- _Instructions for the task_
Skip every line before the one containing "Type out the text in this image.", then copy that line and the rest of the entries below exactly, through the last line.

(Items from a dataset)

--- Start ---

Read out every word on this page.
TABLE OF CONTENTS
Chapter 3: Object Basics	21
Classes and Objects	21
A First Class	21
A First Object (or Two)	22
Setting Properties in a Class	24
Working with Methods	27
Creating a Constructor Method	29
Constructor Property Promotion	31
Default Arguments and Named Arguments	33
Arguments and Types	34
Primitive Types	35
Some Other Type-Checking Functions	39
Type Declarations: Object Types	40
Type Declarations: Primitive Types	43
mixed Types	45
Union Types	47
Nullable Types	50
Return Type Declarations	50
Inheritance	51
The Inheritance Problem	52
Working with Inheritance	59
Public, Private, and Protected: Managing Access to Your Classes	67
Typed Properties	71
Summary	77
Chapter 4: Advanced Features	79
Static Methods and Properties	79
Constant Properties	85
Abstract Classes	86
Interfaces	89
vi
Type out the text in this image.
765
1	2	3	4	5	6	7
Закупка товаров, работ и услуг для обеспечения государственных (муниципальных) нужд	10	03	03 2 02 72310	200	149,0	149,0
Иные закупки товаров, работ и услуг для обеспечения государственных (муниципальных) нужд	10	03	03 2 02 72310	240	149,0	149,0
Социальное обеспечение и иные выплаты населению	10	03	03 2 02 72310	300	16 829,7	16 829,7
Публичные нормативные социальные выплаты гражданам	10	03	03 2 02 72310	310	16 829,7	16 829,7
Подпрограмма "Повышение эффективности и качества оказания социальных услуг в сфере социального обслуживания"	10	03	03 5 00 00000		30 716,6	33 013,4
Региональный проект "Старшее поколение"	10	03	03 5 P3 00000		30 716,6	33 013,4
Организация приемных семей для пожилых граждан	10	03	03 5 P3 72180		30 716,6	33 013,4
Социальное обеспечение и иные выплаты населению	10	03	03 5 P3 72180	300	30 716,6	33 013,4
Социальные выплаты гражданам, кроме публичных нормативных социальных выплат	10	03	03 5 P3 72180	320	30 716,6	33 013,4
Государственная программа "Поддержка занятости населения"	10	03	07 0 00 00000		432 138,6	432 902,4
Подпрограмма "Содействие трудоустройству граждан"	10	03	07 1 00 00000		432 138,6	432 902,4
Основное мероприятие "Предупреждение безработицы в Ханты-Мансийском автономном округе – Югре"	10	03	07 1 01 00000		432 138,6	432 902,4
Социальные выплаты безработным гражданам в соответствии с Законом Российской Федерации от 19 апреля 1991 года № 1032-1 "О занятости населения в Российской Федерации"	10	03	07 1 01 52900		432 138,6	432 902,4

--- End ---

- _Expected answer_
Type out the text in this image.
765
1	2	3	4	5	6	7
Закупка товаров, работ и услуг для обеспечения государственных (муниципальных) нужд	10	03	03 2 02 72310	200	149,0	149,0
Иные закупки товаров, работ и услуг для обеспечения государственных (муниципальных) нужд	10	03	03 2 02 72310	240	149,0	149,0
Социальное обеспечение и иные выплаты населению	10	03	03 2 02 72310	300	16 829,7	16 829,7
Публичные нормативные социальные выплаты гражданам	10	03	03 2 02 72310	310	16 829,7	16 829,7
Подпрограмма "Повышение эффективности и качества оказания социальных услуг в сфере социального обслуживания"	10	03	03 5 00 00000		30 716,6	33 013,4
Региональный проект "Старшее поколение"	10	03	03 5 P3 00000		30 716,6	33 013,4
Организация приемных семей для пожилых граждан	10	03	03 5 P3 72180		30 716,6	33 013,4
Социальное обеспечение и иные выплаты населению	10	03	03 5 P3 72180	300	30 716,6	33 013,4
Социальные выплаты гражданам, кроме публичных нормативных социальных выплат	10	03	03 5 P3 72180	320	30 716,6	33 013,4
Государственная программа "Поддержка занятости населения"	10	03	07 0 00 00000		432 138,6	432 902,4
Подпрограмма "Содействие трудоустройству граждан"	10	03	07 1 00 00000		432 138,6	432 902,4
Основное мероприятие "Предупреждение безработицы в Ханты-Мансийском автономном округе – Югре"	10	03	07 1 01 00000		432 138,6	432 902,4
Социальные выплаты безработным гражданам в соответствии с Законом Российской Федерации от 19 апреля 1991 года № 1032-1 "О занятости населения в Российской Федерации"	10	03	07 1 01 52900		432 138,6	432 902,4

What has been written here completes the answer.